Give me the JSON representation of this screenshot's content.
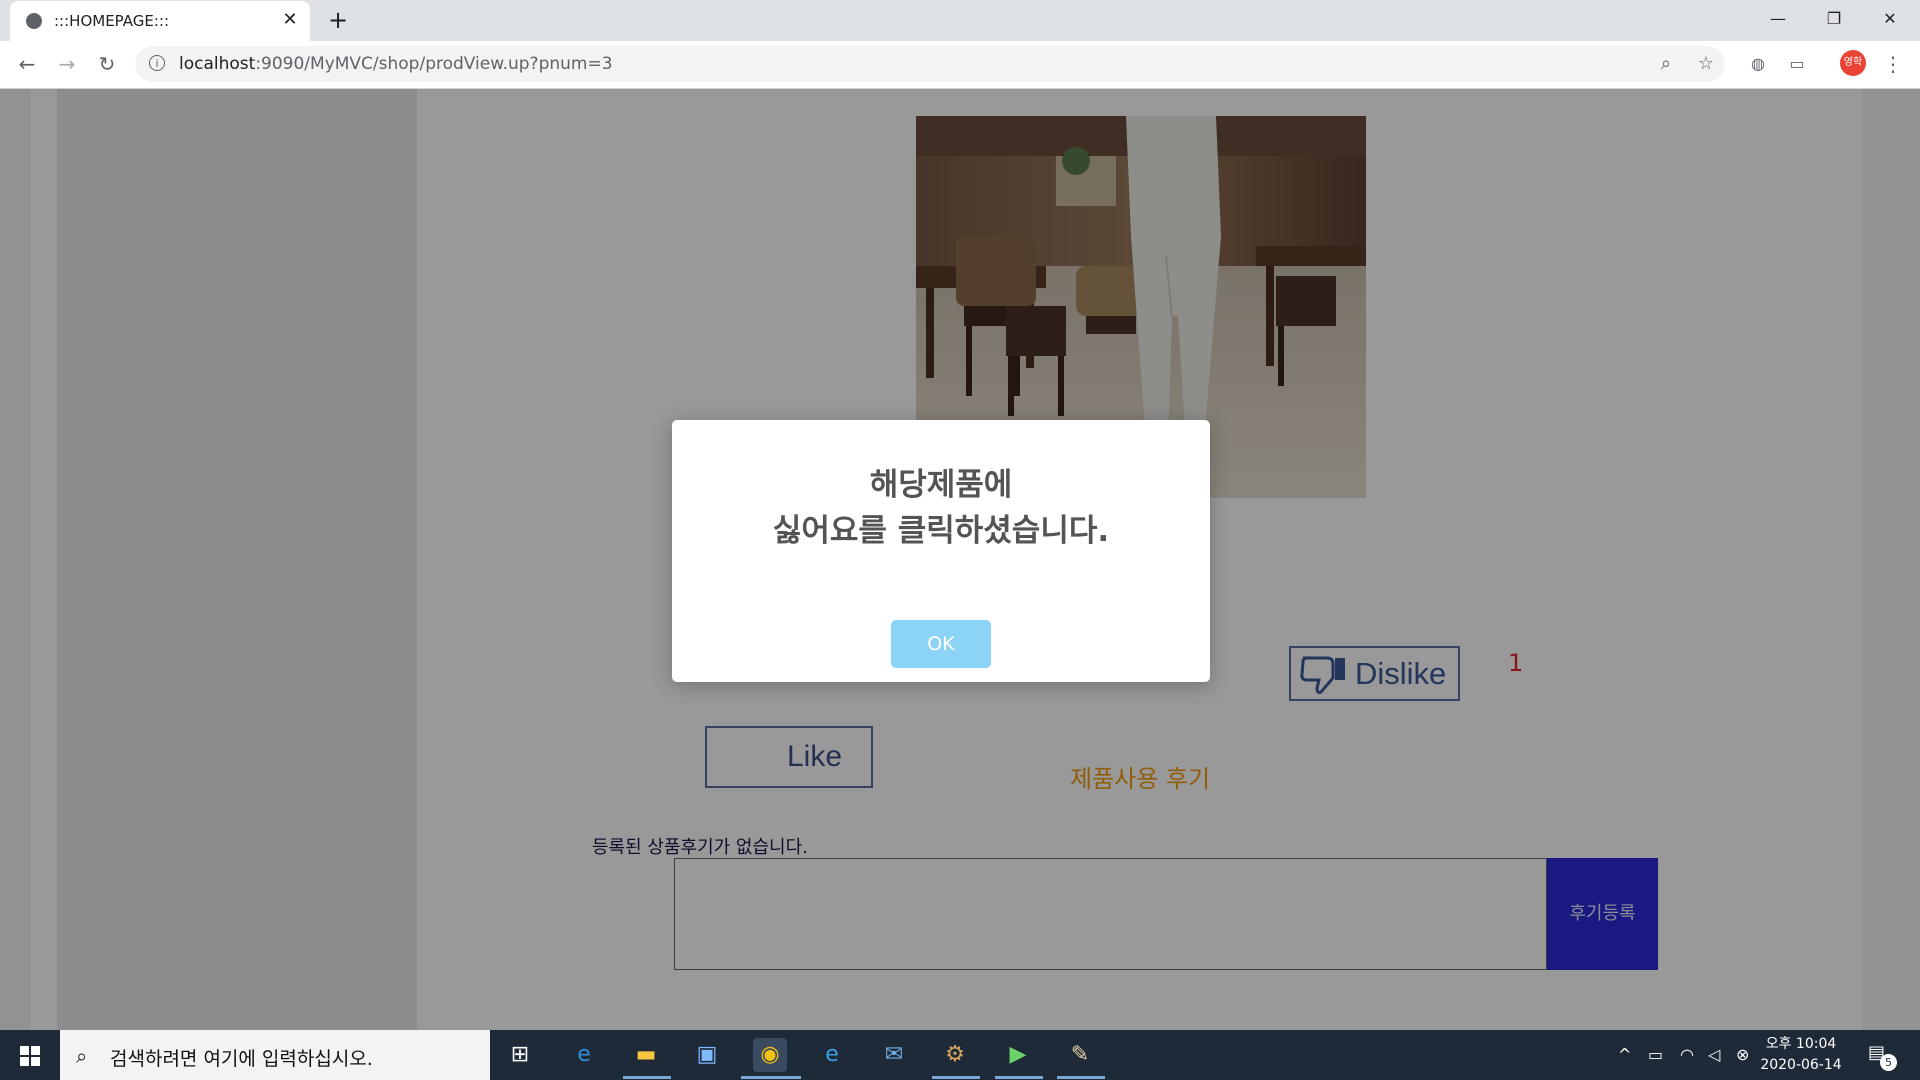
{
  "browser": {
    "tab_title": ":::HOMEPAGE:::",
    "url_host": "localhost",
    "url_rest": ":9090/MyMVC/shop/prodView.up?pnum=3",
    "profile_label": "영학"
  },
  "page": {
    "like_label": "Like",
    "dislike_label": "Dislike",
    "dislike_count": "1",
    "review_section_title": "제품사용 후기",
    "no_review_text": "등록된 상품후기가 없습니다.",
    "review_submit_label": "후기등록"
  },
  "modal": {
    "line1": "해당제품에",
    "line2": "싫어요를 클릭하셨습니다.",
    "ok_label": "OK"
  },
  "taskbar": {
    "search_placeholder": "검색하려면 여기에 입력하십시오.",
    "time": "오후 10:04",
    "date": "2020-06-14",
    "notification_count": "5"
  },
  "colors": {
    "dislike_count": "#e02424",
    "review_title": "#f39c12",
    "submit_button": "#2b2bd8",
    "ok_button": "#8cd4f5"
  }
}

TASK TO CARRY OUT >> Reproduce the entries above word for word. Pictures stay out.

ANSWER TO THIS PROBLEM >>
Give me the JSON representation of this screenshot's content.
{
  "browser": {
    "tab_title": ":::HOMEPAGE:::",
    "url_host": "localhost",
    "url_rest": ":9090/MyMVC/shop/prodView.up?pnum=3",
    "profile_label": "영학"
  },
  "page": {
    "like_label": "Like",
    "dislike_label": "Dislike",
    "dislike_count": "1",
    "review_section_title": "제품사용 후기",
    "no_review_text": "등록된 상품후기가 없습니다.",
    "review_submit_label": "후기등록"
  },
  "modal": {
    "line1": "해당제품에",
    "line2": "싫어요를 클릭하셨습니다.",
    "ok_label": "OK"
  },
  "taskbar": {
    "search_placeholder": "검색하려면 여기에 입력하십시오.",
    "time": "오후 10:04",
    "date": "2020-06-14",
    "notification_count": "5"
  },
  "colors": {
    "dislike_count": "#e02424",
    "review_title": "#f39c12",
    "submit_button": "#2b2bd8",
    "ok_button": "#8cd4f5"
  }
}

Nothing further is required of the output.